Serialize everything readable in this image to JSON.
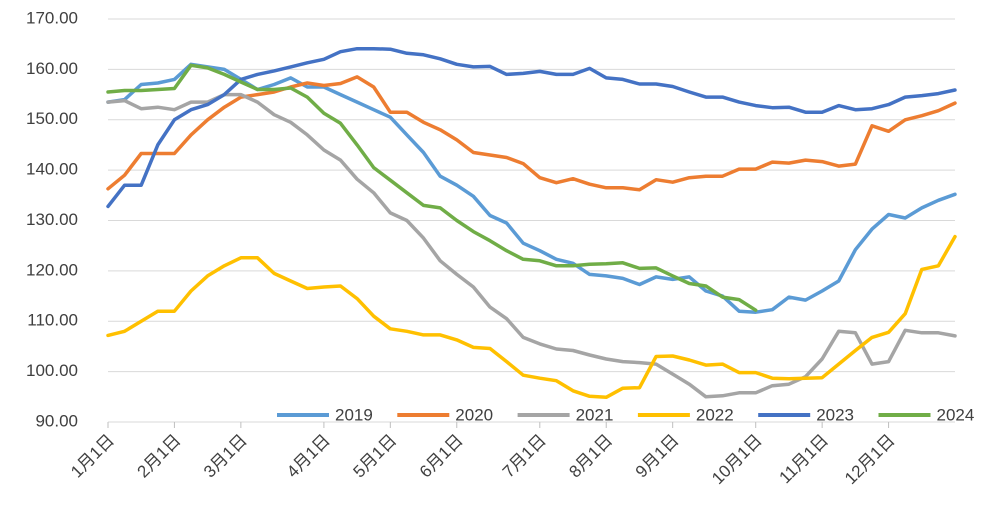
{
  "chart_data": {
    "type": "line",
    "categories": [
      "1月1日",
      null,
      null,
      null,
      "2月1日",
      null,
      null,
      null,
      "3月1日",
      null,
      null,
      null,
      null,
      "4月1日",
      null,
      null,
      null,
      "5月1日",
      null,
      null,
      null,
      "6月1日",
      null,
      null,
      null,
      null,
      "7月1日",
      null,
      null,
      null,
      "8月1日",
      null,
      null,
      null,
      "9月1日",
      null,
      null,
      null,
      null,
      "10月1日",
      null,
      null,
      null,
      "11月1日",
      null,
      null,
      null,
      "12月1日",
      null,
      null,
      null,
      null
    ],
    "series": [
      {
        "name": "2019",
        "color": "#5b9bd5",
        "values": [
          153.5,
          154,
          157,
          157.3,
          158,
          161,
          160.5,
          160,
          158,
          156,
          157,
          158.3,
          156.5,
          156.5,
          155,
          153.5,
          152,
          150.5,
          147,
          143.5,
          138.8,
          137,
          134.8,
          131,
          129.5,
          125.5,
          124,
          122.3,
          121.5,
          119.3,
          119,
          118.5,
          117.3,
          118.8,
          118.3,
          118.8,
          116,
          115,
          112,
          111.8,
          112.3,
          114.8,
          114.2,
          116,
          118,
          124.2,
          128.3,
          131.2,
          130.5,
          132.5,
          134,
          135.2
        ]
      },
      {
        "name": "2020",
        "color": "#ed7d31",
        "values": [
          136.3,
          139,
          143.3,
          143.3,
          143.3,
          147,
          150,
          152.5,
          154.5,
          155,
          155.5,
          156.5,
          157.3,
          156.8,
          157.2,
          158.5,
          156.5,
          151.5,
          151.5,
          149.5,
          148,
          146,
          143.5,
          143,
          142.5,
          141.3,
          138.5,
          137.5,
          138.3,
          137.2,
          136.5,
          136.5,
          136.1,
          138.1,
          137.6,
          138.5,
          138.8,
          138.8,
          140.2,
          140.2,
          141.6,
          141.4,
          142,
          141.7,
          140.8,
          141.2,
          148.8,
          147.7,
          150,
          150.8,
          151.8,
          153.3
        ]
      },
      {
        "name": "2021",
        "color": "#a5a5a5",
        "values": [
          153.5,
          153.8,
          152.2,
          152.5,
          152,
          153.5,
          153.5,
          155,
          155,
          153.5,
          151,
          149.5,
          147,
          144,
          142,
          138.2,
          135.5,
          131.5,
          130,
          126.5,
          122,
          119.3,
          116.8,
          112.8,
          110.5,
          106.8,
          105.5,
          104.5,
          104.2,
          103.3,
          102.5,
          102,
          101.8,
          101.5,
          99.5,
          97.5,
          95,
          95.2,
          95.8,
          95.8,
          97.2,
          97.5,
          99,
          102.5,
          108,
          107.7,
          101.5,
          102,
          108.2,
          107.7,
          107.7,
          107.1
        ]
      },
      {
        "name": "2022",
        "color": "#ffc000",
        "values": [
          107.2,
          108,
          110,
          112,
          112,
          116,
          119,
          121,
          122.6,
          122.6,
          119.5,
          118,
          116.5,
          116.8,
          117,
          114.5,
          111,
          108.5,
          108,
          107.3,
          107.3,
          106.3,
          104.8,
          104.6,
          102,
          99.3,
          98.7,
          98.2,
          96.2,
          95.1,
          94.9,
          96.7,
          96.8,
          103,
          103.1,
          102.3,
          101.3,
          101.5,
          99.8,
          99.8,
          98.7,
          98.6,
          98.7,
          98.8,
          101.5,
          104.2,
          106.8,
          107.8,
          111.5,
          120.3,
          121,
          126.8
        ]
      },
      {
        "name": "2023",
        "color": "#4472c4",
        "values": [
          132.8,
          137,
          137,
          145,
          150,
          152,
          153,
          155,
          158,
          159,
          159.7,
          160.5,
          161.3,
          162,
          163.5,
          164.1,
          164.1,
          164,
          163.2,
          162.9,
          162.1,
          161,
          160.5,
          160.6,
          159,
          159.2,
          159.6,
          159,
          159,
          160.2,
          158.3,
          158,
          157.1,
          157.1,
          156.6,
          155.5,
          154.5,
          154.5,
          153.5,
          152.8,
          152.4,
          152.5,
          151.5,
          151.5,
          152.8,
          152,
          152.2,
          153,
          154.5,
          154.8,
          155.2,
          155.9
        ]
      },
      {
        "name": "2024",
        "color": "#70ad47",
        "values": [
          155.5,
          155.8,
          155.8,
          156,
          156.2,
          160.8,
          160.3,
          159,
          157.5,
          156,
          156,
          156.3,
          154.5,
          151.3,
          149.3,
          145,
          140.5,
          138,
          135.5,
          133,
          132.5,
          130,
          127.8,
          126,
          124,
          122.3,
          122,
          121,
          121,
          121.3,
          121.4,
          121.6,
          120.5,
          120.6,
          119,
          117.5,
          117,
          114.8,
          114.3,
          112.2,
          null,
          null,
          null,
          null,
          null,
          null,
          null,
          null,
          null,
          null,
          null,
          null
        ]
      }
    ],
    "ylim": [
      90,
      170
    ],
    "yticks": [
      {
        "value": 90,
        "label": "90.00"
      },
      {
        "value": 100,
        "label": "100.00"
      },
      {
        "value": 110,
        "label": "110.00"
      },
      {
        "value": 120,
        "label": "120.00"
      },
      {
        "value": 130,
        "label": "130.00"
      },
      {
        "value": 140,
        "label": "140.00"
      },
      {
        "value": 150,
        "label": "150.00"
      },
      {
        "value": 160,
        "label": "160.00"
      },
      {
        "value": 170,
        "label": "170.00"
      }
    ],
    "grid": true,
    "legend": "bottom"
  }
}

········

▸ STATED PROBLEM
Transcribe all of the records above character for character. Exclude the pictures.

▸ WRITTEN ANSWER
Serialize everything readable in this image to JSON.
{
  "chart_data": {
    "type": "line",
    "categories": [
      "1月1日",
      null,
      null,
      null,
      "2月1日",
      null,
      null,
      null,
      "3月1日",
      null,
      null,
      null,
      null,
      "4月1日",
      null,
      null,
      null,
      "5月1日",
      null,
      null,
      null,
      "6月1日",
      null,
      null,
      null,
      null,
      "7月1日",
      null,
      null,
      null,
      "8月1日",
      null,
      null,
      null,
      "9月1日",
      null,
      null,
      null,
      null,
      "10月1日",
      null,
      null,
      null,
      "11月1日",
      null,
      null,
      null,
      "12月1日",
      null,
      null,
      null,
      null
    ],
    "series": [
      {
        "name": "2019",
        "color": "#5b9bd5",
        "values": [
          153.5,
          154,
          157,
          157.3,
          158,
          161,
          160.5,
          160,
          158,
          156,
          157,
          158.3,
          156.5,
          156.5,
          155,
          153.5,
          152,
          150.5,
          147,
          143.5,
          138.8,
          137,
          134.8,
          131,
          129.5,
          125.5,
          124,
          122.3,
          121.5,
          119.3,
          119,
          118.5,
          117.3,
          118.8,
          118.3,
          118.8,
          116,
          115,
          112,
          111.8,
          112.3,
          114.8,
          114.2,
          116,
          118,
          124.2,
          128.3,
          131.2,
          130.5,
          132.5,
          134,
          135.2
        ]
      },
      {
        "name": "2020",
        "color": "#ed7d31",
        "values": [
          136.3,
          139,
          143.3,
          143.3,
          143.3,
          147,
          150,
          152.5,
          154.5,
          155,
          155.5,
          156.5,
          157.3,
          156.8,
          157.2,
          158.5,
          156.5,
          151.5,
          151.5,
          149.5,
          148,
          146,
          143.5,
          143,
          142.5,
          141.3,
          138.5,
          137.5,
          138.3,
          137.2,
          136.5,
          136.5,
          136.1,
          138.1,
          137.6,
          138.5,
          138.8,
          138.8,
          140.2,
          140.2,
          141.6,
          141.4,
          142,
          141.7,
          140.8,
          141.2,
          148.8,
          147.7,
          150,
          150.8,
          151.8,
          153.3
        ]
      },
      {
        "name": "2021",
        "color": "#a5a5a5",
        "values": [
          153.5,
          153.8,
          152.2,
          152.5,
          152,
          153.5,
          153.5,
          155,
          155,
          153.5,
          151,
          149.5,
          147,
          144,
          142,
          138.2,
          135.5,
          131.5,
          130,
          126.5,
          122,
          119.3,
          116.8,
          112.8,
          110.5,
          106.8,
          105.5,
          104.5,
          104.2,
          103.3,
          102.5,
          102,
          101.8,
          101.5,
          99.5,
          97.5,
          95,
          95.2,
          95.8,
          95.8,
          97.2,
          97.5,
          99,
          102.5,
          108,
          107.7,
          101.5,
          102,
          108.2,
          107.7,
          107.7,
          107.1
        ]
      },
      {
        "name": "2022",
        "color": "#ffc000",
        "values": [
          107.2,
          108,
          110,
          112,
          112,
          116,
          119,
          121,
          122.6,
          122.6,
          119.5,
          118,
          116.5,
          116.8,
          117,
          114.5,
          111,
          108.5,
          108,
          107.3,
          107.3,
          106.3,
          104.8,
          104.6,
          102,
          99.3,
          98.7,
          98.2,
          96.2,
          95.1,
          94.9,
          96.7,
          96.8,
          103,
          103.1,
          102.3,
          101.3,
          101.5,
          99.8,
          99.8,
          98.7,
          98.6,
          98.7,
          98.8,
          101.5,
          104.2,
          106.8,
          107.8,
          111.5,
          120.3,
          121,
          126.8
        ]
      },
      {
        "name": "2023",
        "color": "#4472c4",
        "values": [
          132.8,
          137,
          137,
          145,
          150,
          152,
          153,
          155,
          158,
          159,
          159.7,
          160.5,
          161.3,
          162,
          163.5,
          164.1,
          164.1,
          164,
          163.2,
          162.9,
          162.1,
          161,
          160.5,
          160.6,
          159,
          159.2,
          159.6,
          159,
          159,
          160.2,
          158.3,
          158,
          157.1,
          157.1,
          156.6,
          155.5,
          154.5,
          154.5,
          153.5,
          152.8,
          152.4,
          152.5,
          151.5,
          151.5,
          152.8,
          152,
          152.2,
          153,
          154.5,
          154.8,
          155.2,
          155.9
        ]
      },
      {
        "name": "2024",
        "color": "#70ad47",
        "values": [
          155.5,
          155.8,
          155.8,
          156,
          156.2,
          160.8,
          160.3,
          159,
          157.5,
          156,
          156,
          156.3,
          154.5,
          151.3,
          149.3,
          145,
          140.5,
          138,
          135.5,
          133,
          132.5,
          130,
          127.8,
          126,
          124,
          122.3,
          122,
          121,
          121,
          121.3,
          121.4,
          121.6,
          120.5,
          120.6,
          119,
          117.5,
          117,
          114.8,
          114.3,
          112.2,
          null,
          null,
          null,
          null,
          null,
          null,
          null,
          null,
          null,
          null,
          null,
          null
        ]
      }
    ],
    "ylim": [
      90,
      170
    ],
    "yticks": [
      {
        "value": 90,
        "label": "90.00"
      },
      {
        "value": 100,
        "label": "100.00"
      },
      {
        "value": 110,
        "label": "110.00"
      },
      {
        "value": 120,
        "label": "120.00"
      },
      {
        "value": 130,
        "label": "130.00"
      },
      {
        "value": 140,
        "label": "140.00"
      },
      {
        "value": 150,
        "label": "150.00"
      },
      {
        "value": 160,
        "label": "160.00"
      },
      {
        "value": 170,
        "label": "170.00"
      }
    ],
    "grid": true,
    "legend": "bottom"
  }
}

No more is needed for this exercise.